Reproduce the records without any changes, starting at their first line and ending at the line that contains "shadow-entry-line: pulse:!!:17629:::::: (1, 430, 152, 447)", with both of those lines included.

>> Begin RECORDS PROVIDED

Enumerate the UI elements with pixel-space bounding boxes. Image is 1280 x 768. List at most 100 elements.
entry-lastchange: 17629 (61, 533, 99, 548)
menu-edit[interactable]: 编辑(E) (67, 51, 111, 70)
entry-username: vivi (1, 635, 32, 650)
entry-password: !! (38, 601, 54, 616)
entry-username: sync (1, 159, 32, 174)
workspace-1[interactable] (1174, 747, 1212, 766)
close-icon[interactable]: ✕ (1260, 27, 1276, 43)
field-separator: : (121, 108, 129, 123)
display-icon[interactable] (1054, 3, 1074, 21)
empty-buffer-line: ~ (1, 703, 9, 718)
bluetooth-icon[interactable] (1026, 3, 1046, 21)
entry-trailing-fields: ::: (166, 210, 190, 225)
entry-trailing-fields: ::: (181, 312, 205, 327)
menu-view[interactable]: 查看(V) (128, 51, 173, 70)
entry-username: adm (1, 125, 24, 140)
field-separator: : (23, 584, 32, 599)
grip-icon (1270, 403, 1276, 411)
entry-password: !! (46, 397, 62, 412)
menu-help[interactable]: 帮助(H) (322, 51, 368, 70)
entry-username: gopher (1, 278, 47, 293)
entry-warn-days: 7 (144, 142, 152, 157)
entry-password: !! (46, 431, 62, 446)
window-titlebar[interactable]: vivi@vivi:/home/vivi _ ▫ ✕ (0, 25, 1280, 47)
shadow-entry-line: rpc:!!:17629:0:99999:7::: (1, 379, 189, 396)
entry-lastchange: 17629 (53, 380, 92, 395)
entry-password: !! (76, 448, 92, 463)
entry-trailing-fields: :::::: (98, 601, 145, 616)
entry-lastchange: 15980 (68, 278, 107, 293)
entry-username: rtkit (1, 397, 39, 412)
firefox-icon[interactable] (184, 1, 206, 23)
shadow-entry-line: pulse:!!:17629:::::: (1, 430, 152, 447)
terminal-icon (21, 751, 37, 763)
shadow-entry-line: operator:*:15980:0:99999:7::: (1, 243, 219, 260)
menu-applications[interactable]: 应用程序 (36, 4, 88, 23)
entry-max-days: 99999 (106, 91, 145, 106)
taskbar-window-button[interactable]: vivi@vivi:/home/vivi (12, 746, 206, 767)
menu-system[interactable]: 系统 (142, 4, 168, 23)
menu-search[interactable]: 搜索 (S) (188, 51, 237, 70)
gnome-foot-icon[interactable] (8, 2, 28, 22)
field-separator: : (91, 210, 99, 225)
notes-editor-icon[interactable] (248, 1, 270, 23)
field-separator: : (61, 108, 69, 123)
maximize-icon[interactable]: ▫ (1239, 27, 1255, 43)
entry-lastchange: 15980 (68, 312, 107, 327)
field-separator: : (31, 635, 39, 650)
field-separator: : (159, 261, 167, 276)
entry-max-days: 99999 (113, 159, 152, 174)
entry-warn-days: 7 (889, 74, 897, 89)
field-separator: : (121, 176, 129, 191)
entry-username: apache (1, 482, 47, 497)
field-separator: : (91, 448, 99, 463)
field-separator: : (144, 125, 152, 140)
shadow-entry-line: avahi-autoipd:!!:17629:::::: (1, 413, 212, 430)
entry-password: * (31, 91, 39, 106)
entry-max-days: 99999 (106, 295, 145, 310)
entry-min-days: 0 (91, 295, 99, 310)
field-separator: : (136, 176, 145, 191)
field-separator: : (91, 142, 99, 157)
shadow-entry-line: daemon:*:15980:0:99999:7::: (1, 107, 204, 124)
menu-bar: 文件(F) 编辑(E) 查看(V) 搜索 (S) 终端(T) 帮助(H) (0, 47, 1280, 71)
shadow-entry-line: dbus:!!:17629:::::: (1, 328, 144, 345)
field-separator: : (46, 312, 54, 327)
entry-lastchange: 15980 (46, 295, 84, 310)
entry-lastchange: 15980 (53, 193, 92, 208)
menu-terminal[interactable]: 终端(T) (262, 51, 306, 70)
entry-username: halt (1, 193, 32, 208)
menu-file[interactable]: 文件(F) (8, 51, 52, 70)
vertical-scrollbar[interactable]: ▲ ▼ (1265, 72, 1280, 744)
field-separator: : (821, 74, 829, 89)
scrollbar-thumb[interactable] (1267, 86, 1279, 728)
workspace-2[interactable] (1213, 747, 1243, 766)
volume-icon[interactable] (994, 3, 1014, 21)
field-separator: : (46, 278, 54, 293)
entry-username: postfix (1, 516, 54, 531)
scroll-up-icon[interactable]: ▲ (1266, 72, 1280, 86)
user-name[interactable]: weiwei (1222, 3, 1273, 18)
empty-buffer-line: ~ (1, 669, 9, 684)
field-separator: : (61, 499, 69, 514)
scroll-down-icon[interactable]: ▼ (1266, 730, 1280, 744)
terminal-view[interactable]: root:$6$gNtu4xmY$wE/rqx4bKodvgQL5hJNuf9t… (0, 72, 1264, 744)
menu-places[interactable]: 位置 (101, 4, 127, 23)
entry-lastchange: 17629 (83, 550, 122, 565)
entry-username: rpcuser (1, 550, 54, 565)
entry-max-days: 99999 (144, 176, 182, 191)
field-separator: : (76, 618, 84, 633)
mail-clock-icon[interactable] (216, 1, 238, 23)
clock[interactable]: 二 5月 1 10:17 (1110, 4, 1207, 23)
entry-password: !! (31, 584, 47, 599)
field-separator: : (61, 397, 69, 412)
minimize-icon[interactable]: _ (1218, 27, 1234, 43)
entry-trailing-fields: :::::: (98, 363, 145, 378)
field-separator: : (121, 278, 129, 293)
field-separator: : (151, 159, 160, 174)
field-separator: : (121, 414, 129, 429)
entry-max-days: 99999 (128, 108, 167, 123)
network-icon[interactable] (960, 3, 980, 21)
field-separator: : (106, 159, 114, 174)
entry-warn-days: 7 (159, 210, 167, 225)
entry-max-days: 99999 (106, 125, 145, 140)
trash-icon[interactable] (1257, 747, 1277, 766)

>> End RECORDS PROVIDED

REPLY —
Enumerate the UI elements with pixel-space bounding boxes. Image is 1280 x 768. List at most 100 elements.
entry-lastchange: 17629 (61, 533, 99, 548)
menu-edit[interactable]: 编辑(E) (67, 51, 111, 70)
entry-username: vivi (1, 635, 32, 650)
entry-password: !! (38, 601, 54, 616)
entry-username: sync (1, 159, 32, 174)
workspace-1[interactable] (1174, 747, 1212, 766)
close-icon[interactable]: ✕ (1260, 27, 1276, 43)
field-separator: : (121, 108, 129, 123)
display-icon[interactable] (1054, 3, 1074, 21)
empty-buffer-line: ~ (1, 703, 9, 718)
bluetooth-icon[interactable] (1026, 3, 1046, 21)
entry-trailing-fields: ::: (166, 210, 190, 225)
entry-trailing-fields: ::: (181, 312, 205, 327)
menu-view[interactable]: 查看(V) (128, 51, 173, 70)
entry-username: adm (1, 125, 24, 140)
field-separator: : (23, 584, 32, 599)
grip-icon (1270, 403, 1276, 411)
entry-password: !! (46, 397, 62, 412)
menu-help[interactable]: 帮助(H) (322, 51, 368, 70)
entry-username: gopher (1, 278, 47, 293)
entry-warn-days: 7 (144, 142, 152, 157)
entry-password: !! (46, 431, 62, 446)
window-titlebar[interactable]: vivi@vivi:/home/vivi _ ▫ ✕ (0, 25, 1280, 47)
shadow-entry-line: rpc:!!:17629:0:99999:7::: (1, 379, 189, 396)
entry-lastchange: 17629 (53, 380, 92, 395)
entry-password: !! (76, 448, 92, 463)
entry-trailing-fields: :::::: (98, 601, 145, 616)
entry-lastchange: 15980 (68, 278, 107, 293)
entry-username: rtkit (1, 397, 39, 412)
firefox-icon[interactable] (184, 1, 206, 23)
shadow-entry-line: pulse:!!:17629:::::: (1, 430, 152, 447)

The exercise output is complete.